— Stored data entries —
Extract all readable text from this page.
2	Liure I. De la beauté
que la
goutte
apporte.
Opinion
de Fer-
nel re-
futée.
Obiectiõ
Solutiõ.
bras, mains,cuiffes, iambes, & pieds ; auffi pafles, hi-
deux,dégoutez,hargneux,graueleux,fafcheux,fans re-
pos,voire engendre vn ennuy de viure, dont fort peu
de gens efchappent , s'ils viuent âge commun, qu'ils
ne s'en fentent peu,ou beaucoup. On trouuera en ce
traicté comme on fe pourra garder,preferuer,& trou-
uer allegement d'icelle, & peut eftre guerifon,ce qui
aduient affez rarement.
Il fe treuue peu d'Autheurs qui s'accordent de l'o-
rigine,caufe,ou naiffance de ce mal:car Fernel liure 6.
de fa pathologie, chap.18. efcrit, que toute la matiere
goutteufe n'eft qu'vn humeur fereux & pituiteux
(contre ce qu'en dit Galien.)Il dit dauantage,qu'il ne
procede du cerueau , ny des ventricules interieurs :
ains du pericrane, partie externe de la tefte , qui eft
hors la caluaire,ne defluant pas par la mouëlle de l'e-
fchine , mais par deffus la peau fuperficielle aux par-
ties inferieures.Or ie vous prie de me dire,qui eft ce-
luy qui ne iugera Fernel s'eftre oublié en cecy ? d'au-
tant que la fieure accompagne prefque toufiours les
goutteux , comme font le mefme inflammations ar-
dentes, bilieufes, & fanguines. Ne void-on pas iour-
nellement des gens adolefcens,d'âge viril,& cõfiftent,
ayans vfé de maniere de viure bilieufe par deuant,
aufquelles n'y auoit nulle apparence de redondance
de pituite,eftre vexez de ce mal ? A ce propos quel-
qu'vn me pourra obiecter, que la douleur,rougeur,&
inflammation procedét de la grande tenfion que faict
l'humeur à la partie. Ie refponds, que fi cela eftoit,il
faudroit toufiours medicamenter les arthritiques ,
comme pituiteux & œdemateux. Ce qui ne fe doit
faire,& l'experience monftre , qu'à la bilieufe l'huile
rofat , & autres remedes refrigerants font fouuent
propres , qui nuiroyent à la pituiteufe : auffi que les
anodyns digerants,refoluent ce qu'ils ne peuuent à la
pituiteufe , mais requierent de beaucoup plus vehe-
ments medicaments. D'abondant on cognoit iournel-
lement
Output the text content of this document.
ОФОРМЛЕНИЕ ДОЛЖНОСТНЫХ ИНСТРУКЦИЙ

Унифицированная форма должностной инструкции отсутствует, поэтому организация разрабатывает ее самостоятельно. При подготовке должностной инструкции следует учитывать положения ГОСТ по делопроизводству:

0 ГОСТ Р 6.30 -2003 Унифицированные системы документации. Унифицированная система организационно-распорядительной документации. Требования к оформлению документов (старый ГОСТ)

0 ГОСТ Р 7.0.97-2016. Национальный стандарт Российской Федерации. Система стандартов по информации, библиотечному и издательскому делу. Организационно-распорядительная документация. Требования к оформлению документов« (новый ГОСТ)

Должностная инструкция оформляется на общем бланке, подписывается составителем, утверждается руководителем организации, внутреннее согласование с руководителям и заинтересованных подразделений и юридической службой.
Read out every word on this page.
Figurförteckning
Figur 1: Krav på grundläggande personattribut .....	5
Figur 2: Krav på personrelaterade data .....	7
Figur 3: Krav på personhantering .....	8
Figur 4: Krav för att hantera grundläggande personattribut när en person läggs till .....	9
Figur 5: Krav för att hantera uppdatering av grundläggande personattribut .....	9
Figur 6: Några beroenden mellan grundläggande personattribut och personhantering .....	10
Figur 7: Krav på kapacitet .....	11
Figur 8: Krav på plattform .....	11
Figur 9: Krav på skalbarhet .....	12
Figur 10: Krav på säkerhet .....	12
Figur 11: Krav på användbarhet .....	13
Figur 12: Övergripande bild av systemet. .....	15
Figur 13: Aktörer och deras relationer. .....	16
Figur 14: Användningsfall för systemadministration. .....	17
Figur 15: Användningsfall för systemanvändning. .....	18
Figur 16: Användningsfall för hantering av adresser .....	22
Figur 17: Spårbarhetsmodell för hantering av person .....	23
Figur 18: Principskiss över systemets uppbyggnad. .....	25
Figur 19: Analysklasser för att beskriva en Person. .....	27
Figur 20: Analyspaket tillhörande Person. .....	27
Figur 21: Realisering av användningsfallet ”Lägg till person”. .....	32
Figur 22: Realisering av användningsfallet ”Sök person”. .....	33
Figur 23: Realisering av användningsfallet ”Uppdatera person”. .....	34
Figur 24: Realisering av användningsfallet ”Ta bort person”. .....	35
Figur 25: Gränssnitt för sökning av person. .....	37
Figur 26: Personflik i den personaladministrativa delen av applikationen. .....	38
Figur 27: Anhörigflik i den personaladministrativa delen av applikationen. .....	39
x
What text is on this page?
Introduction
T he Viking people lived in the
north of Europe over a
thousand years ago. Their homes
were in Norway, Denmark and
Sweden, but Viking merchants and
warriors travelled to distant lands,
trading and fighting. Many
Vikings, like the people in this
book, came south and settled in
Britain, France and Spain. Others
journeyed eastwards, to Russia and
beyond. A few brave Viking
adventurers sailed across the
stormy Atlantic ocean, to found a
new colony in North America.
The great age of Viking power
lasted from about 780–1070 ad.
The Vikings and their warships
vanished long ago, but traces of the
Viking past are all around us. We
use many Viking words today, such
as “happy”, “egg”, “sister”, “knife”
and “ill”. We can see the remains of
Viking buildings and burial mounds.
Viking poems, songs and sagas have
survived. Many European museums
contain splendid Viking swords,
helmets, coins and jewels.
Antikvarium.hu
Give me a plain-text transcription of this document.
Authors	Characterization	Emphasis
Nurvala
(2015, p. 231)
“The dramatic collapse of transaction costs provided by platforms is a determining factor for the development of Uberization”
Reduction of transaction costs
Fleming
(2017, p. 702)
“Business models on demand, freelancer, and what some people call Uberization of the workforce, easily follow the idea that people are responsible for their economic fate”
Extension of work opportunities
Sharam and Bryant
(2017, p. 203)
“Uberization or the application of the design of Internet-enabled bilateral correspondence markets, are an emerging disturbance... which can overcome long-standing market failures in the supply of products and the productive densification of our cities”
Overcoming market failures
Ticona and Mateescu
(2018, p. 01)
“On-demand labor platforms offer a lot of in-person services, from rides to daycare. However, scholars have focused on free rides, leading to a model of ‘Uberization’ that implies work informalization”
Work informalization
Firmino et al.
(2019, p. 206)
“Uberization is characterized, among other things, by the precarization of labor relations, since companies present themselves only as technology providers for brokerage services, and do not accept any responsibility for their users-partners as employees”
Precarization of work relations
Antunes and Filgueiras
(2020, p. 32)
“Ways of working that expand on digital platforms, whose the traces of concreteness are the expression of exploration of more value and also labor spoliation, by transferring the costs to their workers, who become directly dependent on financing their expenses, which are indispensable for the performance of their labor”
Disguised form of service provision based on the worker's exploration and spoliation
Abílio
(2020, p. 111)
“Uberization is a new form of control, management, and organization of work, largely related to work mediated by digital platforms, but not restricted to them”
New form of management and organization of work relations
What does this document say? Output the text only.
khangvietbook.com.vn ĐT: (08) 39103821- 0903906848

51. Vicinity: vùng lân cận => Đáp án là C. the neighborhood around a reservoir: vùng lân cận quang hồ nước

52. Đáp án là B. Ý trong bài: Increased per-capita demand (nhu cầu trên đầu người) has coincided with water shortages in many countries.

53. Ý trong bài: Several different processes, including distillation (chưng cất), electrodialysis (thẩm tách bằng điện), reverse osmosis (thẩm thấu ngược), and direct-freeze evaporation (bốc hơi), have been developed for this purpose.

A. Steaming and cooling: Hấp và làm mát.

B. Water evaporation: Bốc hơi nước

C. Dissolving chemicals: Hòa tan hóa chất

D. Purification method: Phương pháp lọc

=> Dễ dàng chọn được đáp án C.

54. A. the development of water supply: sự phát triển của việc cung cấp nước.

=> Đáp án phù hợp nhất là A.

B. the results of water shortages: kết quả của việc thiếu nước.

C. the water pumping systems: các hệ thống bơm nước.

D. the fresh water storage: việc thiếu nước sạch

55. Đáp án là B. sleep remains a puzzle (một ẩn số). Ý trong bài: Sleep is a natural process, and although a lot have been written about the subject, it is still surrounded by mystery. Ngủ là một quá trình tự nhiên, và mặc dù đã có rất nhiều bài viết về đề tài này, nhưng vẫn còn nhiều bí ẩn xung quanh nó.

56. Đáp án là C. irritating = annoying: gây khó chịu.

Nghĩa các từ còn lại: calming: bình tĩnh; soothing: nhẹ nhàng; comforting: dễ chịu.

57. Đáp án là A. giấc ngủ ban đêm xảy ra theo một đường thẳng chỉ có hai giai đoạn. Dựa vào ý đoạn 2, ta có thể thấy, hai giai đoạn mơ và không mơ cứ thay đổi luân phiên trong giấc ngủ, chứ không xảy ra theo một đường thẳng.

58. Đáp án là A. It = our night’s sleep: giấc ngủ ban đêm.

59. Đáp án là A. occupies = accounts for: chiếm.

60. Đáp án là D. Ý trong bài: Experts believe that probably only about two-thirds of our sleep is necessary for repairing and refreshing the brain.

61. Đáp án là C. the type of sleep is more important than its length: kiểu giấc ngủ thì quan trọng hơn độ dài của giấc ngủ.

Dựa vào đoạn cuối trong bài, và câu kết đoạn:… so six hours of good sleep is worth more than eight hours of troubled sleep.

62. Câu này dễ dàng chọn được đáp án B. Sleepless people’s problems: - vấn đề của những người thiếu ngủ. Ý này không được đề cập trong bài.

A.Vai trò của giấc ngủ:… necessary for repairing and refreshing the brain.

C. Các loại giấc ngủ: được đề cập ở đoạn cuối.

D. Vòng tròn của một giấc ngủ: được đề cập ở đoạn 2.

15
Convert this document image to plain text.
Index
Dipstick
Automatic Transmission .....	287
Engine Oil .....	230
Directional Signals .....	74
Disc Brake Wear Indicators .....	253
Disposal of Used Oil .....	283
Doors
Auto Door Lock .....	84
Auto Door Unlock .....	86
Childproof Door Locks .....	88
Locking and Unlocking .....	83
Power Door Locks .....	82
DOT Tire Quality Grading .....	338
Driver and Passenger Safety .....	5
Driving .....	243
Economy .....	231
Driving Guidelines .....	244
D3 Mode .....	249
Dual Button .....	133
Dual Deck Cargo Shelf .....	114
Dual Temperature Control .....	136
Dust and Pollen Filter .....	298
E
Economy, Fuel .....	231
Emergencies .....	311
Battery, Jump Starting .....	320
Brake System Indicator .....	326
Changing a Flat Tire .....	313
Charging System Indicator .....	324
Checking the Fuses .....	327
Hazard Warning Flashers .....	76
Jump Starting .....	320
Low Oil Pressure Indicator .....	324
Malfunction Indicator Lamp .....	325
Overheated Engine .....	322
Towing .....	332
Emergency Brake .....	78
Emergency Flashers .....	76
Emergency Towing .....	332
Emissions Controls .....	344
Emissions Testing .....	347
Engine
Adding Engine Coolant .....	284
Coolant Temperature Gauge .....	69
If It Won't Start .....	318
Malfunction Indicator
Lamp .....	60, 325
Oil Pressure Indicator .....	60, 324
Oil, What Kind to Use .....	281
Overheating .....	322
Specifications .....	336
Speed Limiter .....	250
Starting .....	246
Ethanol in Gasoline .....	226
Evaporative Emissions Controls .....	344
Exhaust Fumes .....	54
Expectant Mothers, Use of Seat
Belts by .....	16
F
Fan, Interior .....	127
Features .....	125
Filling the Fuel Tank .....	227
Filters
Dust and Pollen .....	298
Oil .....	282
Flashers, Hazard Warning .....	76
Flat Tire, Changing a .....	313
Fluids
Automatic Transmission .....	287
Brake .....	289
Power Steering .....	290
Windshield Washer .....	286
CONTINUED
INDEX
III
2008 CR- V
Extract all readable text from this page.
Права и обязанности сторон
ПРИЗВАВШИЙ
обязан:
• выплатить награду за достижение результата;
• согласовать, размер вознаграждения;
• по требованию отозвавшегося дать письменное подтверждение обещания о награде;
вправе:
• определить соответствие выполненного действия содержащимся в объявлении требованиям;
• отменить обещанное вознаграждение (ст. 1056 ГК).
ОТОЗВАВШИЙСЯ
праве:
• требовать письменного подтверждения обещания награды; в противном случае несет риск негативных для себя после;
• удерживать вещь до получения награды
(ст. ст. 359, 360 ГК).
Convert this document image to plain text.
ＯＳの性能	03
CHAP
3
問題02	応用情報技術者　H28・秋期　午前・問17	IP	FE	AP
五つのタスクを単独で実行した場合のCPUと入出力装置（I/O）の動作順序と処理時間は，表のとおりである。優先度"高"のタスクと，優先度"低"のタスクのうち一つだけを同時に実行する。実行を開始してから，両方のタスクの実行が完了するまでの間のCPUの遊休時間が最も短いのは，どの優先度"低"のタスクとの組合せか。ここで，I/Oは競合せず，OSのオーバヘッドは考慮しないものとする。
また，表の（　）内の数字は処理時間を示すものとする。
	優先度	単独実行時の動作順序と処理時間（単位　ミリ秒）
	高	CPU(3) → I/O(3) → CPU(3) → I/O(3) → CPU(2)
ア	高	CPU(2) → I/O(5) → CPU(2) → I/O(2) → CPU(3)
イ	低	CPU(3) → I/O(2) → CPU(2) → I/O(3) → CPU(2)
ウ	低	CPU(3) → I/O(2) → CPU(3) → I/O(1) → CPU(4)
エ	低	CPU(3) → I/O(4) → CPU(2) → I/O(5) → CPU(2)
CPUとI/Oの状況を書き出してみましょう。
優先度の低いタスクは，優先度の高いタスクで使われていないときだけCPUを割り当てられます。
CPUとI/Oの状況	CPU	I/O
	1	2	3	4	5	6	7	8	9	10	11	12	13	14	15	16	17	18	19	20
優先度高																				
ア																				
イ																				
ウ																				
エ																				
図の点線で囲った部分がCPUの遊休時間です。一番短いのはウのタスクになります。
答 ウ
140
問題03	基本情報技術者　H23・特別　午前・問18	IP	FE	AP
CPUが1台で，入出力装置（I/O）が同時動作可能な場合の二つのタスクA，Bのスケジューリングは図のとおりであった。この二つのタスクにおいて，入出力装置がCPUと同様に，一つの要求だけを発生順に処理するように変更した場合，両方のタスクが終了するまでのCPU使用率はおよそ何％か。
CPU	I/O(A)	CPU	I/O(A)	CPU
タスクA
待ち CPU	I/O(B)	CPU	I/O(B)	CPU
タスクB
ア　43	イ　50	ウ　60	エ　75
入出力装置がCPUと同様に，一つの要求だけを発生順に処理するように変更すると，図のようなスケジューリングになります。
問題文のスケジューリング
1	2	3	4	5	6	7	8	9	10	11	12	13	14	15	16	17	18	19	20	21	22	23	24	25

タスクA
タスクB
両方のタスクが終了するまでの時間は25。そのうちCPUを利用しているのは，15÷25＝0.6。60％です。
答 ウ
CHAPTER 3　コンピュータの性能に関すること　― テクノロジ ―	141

— Stated problem —
Copy all lines from the data that hold the word "Jump".

— Result of this task —
Battery, Jump Starting .....	320
Jump Starting .....	320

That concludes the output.